DATA ENTRIES:
_ _ _ _
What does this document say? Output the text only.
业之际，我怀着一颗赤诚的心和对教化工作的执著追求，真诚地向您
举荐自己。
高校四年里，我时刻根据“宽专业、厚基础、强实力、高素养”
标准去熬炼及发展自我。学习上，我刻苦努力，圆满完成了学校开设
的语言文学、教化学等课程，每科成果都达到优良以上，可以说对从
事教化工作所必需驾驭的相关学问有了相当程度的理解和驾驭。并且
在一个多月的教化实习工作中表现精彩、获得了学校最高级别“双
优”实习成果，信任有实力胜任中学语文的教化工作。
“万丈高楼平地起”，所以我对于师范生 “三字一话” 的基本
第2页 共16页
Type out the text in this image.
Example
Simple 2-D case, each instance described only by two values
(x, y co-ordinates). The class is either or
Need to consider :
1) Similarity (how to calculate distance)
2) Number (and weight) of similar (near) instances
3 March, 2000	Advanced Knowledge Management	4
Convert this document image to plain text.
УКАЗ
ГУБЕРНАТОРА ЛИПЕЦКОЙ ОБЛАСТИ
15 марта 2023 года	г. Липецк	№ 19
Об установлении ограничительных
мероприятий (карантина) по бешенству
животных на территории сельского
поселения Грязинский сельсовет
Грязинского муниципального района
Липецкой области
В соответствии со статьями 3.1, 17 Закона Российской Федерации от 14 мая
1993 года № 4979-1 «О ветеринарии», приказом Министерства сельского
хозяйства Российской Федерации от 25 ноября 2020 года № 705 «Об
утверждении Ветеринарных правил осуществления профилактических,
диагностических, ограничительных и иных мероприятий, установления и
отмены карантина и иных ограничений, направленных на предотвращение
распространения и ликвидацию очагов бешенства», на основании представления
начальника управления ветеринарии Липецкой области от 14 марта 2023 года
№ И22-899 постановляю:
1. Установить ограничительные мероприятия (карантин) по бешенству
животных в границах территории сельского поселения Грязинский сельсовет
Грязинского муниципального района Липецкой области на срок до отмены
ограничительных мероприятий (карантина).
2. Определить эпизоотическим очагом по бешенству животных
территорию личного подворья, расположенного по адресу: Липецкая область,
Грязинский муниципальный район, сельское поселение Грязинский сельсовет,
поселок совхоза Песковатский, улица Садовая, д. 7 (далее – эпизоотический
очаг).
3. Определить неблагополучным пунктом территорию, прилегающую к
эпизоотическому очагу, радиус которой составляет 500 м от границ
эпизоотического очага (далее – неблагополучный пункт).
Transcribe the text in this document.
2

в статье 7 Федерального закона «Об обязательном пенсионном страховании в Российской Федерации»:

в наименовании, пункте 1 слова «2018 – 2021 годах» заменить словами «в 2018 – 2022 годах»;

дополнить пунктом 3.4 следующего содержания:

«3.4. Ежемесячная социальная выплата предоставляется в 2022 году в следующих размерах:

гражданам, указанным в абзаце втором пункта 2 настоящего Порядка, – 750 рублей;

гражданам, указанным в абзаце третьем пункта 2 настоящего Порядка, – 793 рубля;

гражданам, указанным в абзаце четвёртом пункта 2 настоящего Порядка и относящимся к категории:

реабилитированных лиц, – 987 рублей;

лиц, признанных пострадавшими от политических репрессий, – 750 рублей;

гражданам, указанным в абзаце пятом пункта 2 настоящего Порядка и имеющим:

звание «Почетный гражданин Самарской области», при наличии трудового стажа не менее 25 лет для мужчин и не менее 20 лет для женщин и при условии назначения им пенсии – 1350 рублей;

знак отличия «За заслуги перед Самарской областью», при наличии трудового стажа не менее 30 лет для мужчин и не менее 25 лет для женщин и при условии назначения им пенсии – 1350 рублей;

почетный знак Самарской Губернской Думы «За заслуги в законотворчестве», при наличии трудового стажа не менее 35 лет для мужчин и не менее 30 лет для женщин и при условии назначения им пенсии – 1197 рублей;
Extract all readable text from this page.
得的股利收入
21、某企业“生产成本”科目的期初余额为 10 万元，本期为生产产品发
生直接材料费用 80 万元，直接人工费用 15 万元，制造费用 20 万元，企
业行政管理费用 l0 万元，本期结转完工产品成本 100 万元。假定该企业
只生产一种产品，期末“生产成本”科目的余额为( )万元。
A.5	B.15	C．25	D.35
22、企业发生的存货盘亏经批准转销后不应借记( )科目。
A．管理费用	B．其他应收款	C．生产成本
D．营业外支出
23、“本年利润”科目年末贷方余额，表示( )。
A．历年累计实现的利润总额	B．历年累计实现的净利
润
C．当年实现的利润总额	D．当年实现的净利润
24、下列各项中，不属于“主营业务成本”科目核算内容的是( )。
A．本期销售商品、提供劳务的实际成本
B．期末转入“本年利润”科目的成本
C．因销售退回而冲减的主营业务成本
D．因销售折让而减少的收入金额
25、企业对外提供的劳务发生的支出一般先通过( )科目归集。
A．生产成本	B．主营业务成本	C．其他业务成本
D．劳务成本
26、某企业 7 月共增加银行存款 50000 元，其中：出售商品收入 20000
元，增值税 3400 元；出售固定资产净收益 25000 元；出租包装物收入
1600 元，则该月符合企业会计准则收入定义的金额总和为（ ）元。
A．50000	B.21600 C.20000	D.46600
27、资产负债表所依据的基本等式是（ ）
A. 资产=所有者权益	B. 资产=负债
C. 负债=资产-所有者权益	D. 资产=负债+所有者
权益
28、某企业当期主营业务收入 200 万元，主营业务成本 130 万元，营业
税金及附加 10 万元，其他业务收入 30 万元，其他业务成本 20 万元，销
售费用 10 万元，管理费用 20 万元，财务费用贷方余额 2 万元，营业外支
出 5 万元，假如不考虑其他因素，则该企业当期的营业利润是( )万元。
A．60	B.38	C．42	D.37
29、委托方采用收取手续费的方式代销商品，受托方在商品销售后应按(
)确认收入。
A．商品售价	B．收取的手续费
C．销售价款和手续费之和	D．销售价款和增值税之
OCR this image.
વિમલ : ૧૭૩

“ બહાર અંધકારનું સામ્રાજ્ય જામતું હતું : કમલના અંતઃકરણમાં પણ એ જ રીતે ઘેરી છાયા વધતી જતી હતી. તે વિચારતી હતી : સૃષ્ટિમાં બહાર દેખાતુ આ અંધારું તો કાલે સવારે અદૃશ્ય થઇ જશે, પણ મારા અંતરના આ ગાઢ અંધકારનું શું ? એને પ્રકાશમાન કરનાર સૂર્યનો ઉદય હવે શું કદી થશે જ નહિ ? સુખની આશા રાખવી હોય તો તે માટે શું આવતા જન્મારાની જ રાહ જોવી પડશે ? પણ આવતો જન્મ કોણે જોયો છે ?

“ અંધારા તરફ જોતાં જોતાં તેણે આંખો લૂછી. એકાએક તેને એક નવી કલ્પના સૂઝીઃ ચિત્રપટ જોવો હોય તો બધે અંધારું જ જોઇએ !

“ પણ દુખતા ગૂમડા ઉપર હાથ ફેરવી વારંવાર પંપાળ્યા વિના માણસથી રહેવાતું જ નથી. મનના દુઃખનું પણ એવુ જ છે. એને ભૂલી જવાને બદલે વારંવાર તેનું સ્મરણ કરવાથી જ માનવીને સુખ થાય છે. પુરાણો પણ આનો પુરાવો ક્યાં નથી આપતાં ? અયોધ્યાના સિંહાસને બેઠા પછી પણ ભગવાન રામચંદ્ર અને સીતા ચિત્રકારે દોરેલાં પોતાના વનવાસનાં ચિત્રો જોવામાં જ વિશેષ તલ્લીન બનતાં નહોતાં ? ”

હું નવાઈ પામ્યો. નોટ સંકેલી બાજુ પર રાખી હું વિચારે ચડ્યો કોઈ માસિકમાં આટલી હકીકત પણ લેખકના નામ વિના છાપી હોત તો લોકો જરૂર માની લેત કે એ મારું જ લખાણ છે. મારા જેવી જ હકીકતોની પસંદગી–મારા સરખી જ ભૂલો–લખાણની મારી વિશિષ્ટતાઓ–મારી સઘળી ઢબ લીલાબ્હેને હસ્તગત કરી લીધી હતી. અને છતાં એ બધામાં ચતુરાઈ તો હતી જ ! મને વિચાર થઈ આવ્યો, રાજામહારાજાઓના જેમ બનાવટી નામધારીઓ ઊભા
_ _ _ _
GOAL OF THE EXERCISE: Each line of the material that holds the string "сельсовет" counts once; give the total alone.

CORRECT ANSWER: 3